EXCERPTED DATA:
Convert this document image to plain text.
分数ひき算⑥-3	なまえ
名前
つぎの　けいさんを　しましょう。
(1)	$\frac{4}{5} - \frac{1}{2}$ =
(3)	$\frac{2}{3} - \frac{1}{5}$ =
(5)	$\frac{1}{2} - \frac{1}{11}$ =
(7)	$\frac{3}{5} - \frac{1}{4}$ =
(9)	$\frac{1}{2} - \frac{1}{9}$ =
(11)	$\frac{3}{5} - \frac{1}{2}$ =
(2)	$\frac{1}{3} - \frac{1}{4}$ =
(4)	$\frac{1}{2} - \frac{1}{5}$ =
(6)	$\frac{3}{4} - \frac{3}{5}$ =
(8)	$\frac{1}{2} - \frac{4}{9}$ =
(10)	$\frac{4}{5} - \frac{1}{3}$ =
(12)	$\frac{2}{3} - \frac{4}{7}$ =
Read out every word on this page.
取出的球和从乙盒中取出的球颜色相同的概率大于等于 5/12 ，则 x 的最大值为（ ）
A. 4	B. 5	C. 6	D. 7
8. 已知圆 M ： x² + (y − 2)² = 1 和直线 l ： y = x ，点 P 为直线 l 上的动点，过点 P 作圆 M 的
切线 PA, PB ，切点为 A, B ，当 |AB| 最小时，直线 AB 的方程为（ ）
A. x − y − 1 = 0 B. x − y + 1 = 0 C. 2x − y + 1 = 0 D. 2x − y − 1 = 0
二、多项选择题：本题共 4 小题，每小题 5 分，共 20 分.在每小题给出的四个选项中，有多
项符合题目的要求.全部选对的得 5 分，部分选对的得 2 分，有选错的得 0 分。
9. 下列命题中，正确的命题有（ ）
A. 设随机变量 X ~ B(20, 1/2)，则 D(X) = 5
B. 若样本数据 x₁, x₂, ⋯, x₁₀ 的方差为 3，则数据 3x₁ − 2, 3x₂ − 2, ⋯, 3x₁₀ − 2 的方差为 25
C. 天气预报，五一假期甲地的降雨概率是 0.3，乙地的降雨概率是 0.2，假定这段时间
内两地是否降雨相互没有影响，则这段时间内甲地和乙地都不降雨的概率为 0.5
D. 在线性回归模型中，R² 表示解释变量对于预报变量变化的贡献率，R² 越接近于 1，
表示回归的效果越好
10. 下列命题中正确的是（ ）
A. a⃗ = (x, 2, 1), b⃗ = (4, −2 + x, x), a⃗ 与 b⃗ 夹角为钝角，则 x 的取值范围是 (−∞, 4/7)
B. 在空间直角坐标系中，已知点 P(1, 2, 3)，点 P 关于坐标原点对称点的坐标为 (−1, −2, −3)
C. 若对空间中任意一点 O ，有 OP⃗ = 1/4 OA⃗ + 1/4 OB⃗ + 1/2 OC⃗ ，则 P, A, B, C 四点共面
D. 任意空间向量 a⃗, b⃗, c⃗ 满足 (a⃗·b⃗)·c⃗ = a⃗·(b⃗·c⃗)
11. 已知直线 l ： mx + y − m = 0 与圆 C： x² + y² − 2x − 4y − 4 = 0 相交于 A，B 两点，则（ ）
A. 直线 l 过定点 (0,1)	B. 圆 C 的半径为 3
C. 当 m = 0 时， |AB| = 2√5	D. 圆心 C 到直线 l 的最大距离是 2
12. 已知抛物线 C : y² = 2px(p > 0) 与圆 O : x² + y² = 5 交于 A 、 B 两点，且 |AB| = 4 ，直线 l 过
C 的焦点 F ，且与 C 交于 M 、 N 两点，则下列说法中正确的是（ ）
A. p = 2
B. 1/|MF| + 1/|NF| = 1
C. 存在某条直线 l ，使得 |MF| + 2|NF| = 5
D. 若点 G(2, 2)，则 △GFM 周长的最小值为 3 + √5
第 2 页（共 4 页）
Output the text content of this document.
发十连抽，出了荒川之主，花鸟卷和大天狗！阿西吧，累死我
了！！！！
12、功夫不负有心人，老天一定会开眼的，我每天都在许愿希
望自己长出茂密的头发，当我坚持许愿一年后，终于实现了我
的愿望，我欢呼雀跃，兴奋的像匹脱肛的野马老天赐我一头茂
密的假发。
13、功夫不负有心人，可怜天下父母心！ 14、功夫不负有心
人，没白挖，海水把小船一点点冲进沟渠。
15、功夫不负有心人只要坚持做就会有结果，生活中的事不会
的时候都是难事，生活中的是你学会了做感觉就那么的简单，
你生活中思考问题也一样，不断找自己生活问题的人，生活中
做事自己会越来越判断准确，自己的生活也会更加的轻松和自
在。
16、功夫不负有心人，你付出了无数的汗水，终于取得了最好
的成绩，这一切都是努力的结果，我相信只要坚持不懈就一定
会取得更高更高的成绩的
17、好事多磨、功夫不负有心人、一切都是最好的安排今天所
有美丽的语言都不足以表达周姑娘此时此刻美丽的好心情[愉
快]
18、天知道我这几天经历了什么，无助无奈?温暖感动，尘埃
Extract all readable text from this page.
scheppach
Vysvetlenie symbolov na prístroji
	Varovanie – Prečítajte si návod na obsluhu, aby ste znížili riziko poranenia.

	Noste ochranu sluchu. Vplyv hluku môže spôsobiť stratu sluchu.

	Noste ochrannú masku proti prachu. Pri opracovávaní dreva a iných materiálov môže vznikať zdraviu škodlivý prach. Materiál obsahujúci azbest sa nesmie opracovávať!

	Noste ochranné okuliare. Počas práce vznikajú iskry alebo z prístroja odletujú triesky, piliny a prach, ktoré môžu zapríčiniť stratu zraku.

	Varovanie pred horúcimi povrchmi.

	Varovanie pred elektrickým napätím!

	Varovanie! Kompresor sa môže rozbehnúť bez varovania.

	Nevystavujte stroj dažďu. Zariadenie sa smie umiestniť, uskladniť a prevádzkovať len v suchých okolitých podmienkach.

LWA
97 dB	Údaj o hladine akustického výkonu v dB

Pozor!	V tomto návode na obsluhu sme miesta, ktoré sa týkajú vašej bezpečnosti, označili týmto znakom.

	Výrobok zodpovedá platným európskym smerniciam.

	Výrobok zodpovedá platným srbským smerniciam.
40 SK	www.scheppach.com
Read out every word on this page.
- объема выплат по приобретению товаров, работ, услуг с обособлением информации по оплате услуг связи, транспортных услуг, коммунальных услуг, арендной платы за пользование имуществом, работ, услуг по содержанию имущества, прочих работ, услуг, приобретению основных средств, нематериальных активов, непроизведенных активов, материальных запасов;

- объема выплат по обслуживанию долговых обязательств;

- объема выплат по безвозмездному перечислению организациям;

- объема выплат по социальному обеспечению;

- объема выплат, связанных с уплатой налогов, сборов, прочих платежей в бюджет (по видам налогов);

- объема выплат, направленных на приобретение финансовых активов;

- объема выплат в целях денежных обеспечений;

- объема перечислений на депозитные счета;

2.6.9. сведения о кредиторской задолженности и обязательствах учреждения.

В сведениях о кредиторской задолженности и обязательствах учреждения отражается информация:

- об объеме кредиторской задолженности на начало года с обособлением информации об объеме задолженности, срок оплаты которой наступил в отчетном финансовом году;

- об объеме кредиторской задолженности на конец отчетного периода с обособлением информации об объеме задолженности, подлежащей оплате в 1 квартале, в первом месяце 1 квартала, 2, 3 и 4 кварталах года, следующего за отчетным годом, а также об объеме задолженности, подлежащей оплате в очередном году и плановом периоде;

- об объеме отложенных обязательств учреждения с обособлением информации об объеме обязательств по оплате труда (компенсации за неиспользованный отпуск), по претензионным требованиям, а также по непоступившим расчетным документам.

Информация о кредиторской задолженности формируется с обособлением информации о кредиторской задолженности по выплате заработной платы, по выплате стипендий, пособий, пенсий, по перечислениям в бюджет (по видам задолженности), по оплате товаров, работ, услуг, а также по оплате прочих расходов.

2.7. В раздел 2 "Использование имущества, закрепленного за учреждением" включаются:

CHALLENGE: Give a word-for-word copy of the records.

ANSWER FOR THE TASK:
Convert this document image to plain text.
分数ひき算⑥-3	なまえ
名前
つぎの　けいさんを　しましょう。
(1)	$\frac{4}{5} - \frac{1}{2}$ =
(3)	$\frac{2}{3} - \frac{1}{5}$ =
(5)	$\frac{1}{2} - \frac{1}{11}$ =
(7)	$\frac{3}{5} - \frac{1}{4}$ =
(9)	$\frac{1}{2} - \frac{1}{9}$ =
(11)	$\frac{3}{5} - \frac{1}{2}$ =
(2)	$\frac{1}{3} - \frac{1}{4}$ =
(4)	$\frac{1}{2} - \frac{1}{5}$ =
(6)	$\frac{3}{4} - \frac{3}{5}$ =
(8)	$\frac{1}{2} - \frac{4}{9}$ =
(10)	$\frac{4}{5} - \frac{1}{3}$ =
(12)	$\frac{2}{3} - \frac{4}{7}$ =
Read out every word on this page.
取出的球和从乙盒中取出的球颜色相同的概率大于等于 5/12 ，则 x 的最大值为（ ）
A. 4	B. 5	C. 6	D. 7
8. 已知圆 M ： x² + (y − 2)² = 1 和直线 l ： y = x ，点 P 为直线 l 上的动点，过点 P 作圆 M 的
切线 PA, PB ，切点为 A, B ，当 |AB| 最小时，直线 AB 的方程为（ ）
A. x − y − 1 = 0 B. x − y + 1 = 0 C. 2x − y + 1 = 0 D. 2x − y − 1 = 0
二、多项选择题：本题共 4 小题，每小题 5 分，共 20 分.在每小题给出的四个选项中，有多
项符合题目的要求.全部选对的得 5 分，部分选对的得 2 分，有选错的得 0 分。
9. 下列命题中，正确的命题有（ ）
A. 设随机变量 X ~ B(20, 1/2)，则 D(X) = 5
B. 若样本数据 x₁, x₂, ⋯, x₁₀ 的方差为 3，则数据 3x₁ − 2, 3x₂ − 2, ⋯, 3x₁₀ − 2 的方差为 25
C. 天气预报，五一假期甲地的降雨概率是 0.3，乙地的降雨概率是 0.2，假定这段时间
内两地是否降雨相互没有影响，则这段时间内甲地和乙地都不降雨的概率为 0.5
D. 在线性回归模型中，R² 表示解释变量对于预报变量变化的贡献率，R² 越接近于 1，
表示回归的效果越好
10. 下列命题中正确的是（ ）
A. a⃗ = (x, 2, 1), b⃗ = (4, −2 + x, x), a⃗ 与 b⃗ 夹角为钝角，则 x 的取值范围是 (−∞, 4/7)
B. 在空间直角坐标系中，已知点 P(1, 2, 3)，点 P 关于坐标原点对称点的坐标为 (−1, −2, −3)
C. 若对空间中任意一点 O ，有 OP⃗ = 1/4 OA⃗ + 1/4 OB⃗ + 1/2 OC⃗ ，则 P, A, B, C 四点共面
D. 任意空间向量 a⃗, b⃗, c⃗ 满足 (a⃗·b⃗)·c⃗ = a⃗·(b⃗·c⃗)
11. 已知直线 l ： mx + y − m = 0 与圆 C： x² + y² − 2x − 4y − 4 = 0 相交于 A，B 两点，则（ ）
A. 直线 l 过定点 (0,1)	B. 圆 C 的半径为 3
C. 当 m = 0 时， |AB| = 2√5	D. 圆心 C 到直线 l 的最大距离是 2
12. 已知抛物线 C : y² = 2px(p > 0) 与圆 O : x² + y² = 5 交于 A 、 B 两点，且 |AB| = 4 ，直线 l 过
C 的焦点 F ，且与 C 交于 M 、 N 两点，则下列说法中正确的是（ ）
A. p = 2
B. 1/|MF| + 1/|NF| = 1
C. 存在某条直线 l ，使得 |MF| + 2|NF| = 5
D. 若点 G(2, 2)，则 △GFM 周长的最小值为 3 + √5
第 2 页（共 4 页）
Output the text content of this document.
发十连抽，出了荒川之主，花鸟卷和大天狗！阿西吧，累死我
了！！！！
12、功夫不负有心人，老天一定会开眼的，我每天都在许愿希
望自己长出茂密的头发，当我坚持许愿一年后，终于实现了我
的愿望，我欢呼雀跃，兴奋的像匹脱肛的野马老天赐我一头茂
密的假发。
13、功夫不负有心人，可怜天下父母心！ 14、功夫不负有心
人，没白挖，海水把小船一点点冲进沟渠。
15、功夫不负有心人只要坚持做就会有结果，生活中的事不会
的时候都是难事，生活中的是你学会了做感觉就那么的简单，
你生活中思考问题也一样，不断找自己生活问题的人，生活中
做事自己会越来越判断准确，自己的生活也会更加的轻松和自
在。
16、功夫不负有心人，你付出了无数的汗水，终于取得了最好
的成绩，这一切都是努力的结果，我相信只要坚持不懈就一定
会取得更高更高的成绩的
17、好事多磨、功夫不负有心人、一切都是最好的安排今天所
有美丽的语言都不足以表达周姑娘此时此刻美丽的好心情[愉
快]
18、天知道我这几天经历了什么，无助无奈?温暖感动，尘埃
Extract all readable text from this page.
scheppach
Vysvetlenie symbolov na prístroji
	Varovanie – Prečítajte si návod na obsluhu, aby ste znížili riziko poranenia.

	Noste ochranu sluchu. Vplyv hluku môže spôsobiť stratu sluchu.

	Noste ochrannú masku proti prachu. Pri opracovávaní dreva a iných materiálov môže vznikať zdraviu škodlivý prach. Materiál obsahujúci azbest sa nesmie opracovávať!

	Noste ochranné okuliare. Počas práce vznikajú iskry alebo z prístroja odletujú triesky, piliny a prach, ktoré môžu zapríčiniť stratu zraku.

	Varovanie pred horúcimi povrchmi.

	Varovanie pred elektrickým napätím!

	Varovanie! Kompresor sa môže rozbehnúť bez varovania.

	Nevystavujte stroj dažďu. Zariadenie sa smie umiestniť, uskladniť a prevádzkovať len v suchých okolitých podmienkach.

LWA
97 dB	Údaj o hladine akustického výkonu v dB

Pozor!	V tomto návode na obsluhu sme miesta, ktoré sa týkajú vašej bezpečnosti, označili týmto znakom.

	Výrobok zodpovedá platným európskym smerniciam.

	Výrobok zodpovedá platným srbským smerniciam.
40 SK	www.scheppach.com
Read out every word on this page.
- объема выплат по приобретению товаров, работ, услуг с обособлением информации по оплате услуг связи, транспортных услуг, коммунальных услуг, арендной платы за пользование имуществом, работ, услуг по содержанию имущества, прочих работ, услуг, приобретению основных средств, нематериальных активов, непроизведенных активов, материальных запасов;

- объема выплат по обслуживанию долговых обязательств;

- объема выплат по безвозмездному перечислению организациям;

- объема выплат по социальному обеспечению;

- объема выплат, связанных с уплатой налогов, сборов, прочих платежей в бюджет (по видам налогов);

- объема выплат, направленных на приобретение финансовых активов;

- объема выплат в целях денежных обеспечений;

- объема перечислений на депозитные счета;

2.6.9. сведения о кредиторской задолженности и обязательствах учреждения.

В сведениях о кредиторской задолженности и обязательствах учреждения отражается информация:

- об объеме кредиторской задолженности на начало года с обособлением информации об объеме задолженности, срок оплаты которой наступил в отчетном финансовом году;

- об объеме кредиторской задолженности на конец отчетного периода с обособлением информации об объеме задолженности, подлежащей оплате в 1 квартале, в первом месяце 1 квартала, 2, 3 и 4 кварталах года, следующего за отчетным годом, а также об объеме задолженности, подлежащей оплате в очередном году и плановом периоде;

- об объеме отложенных обязательств учреждения с обособлением информации об объеме обязательств по оплате труда (компенсации за неиспользованный отпуск), по претензионным требованиям, а также по непоступившим расчетным документам.

Информация о кредиторской задолженности формируется с обособлением информации о кредиторской задолженности по выплате заработной платы, по выплате стипендий, пособий, пенсий, по перечислениям в бюджет (по видам задолженности), по оплате товаров, работ, услуг, а также по оплате прочих расходов.

2.7. В раздел 2 "Использование имущества, закрепленного за учреждением" включаются:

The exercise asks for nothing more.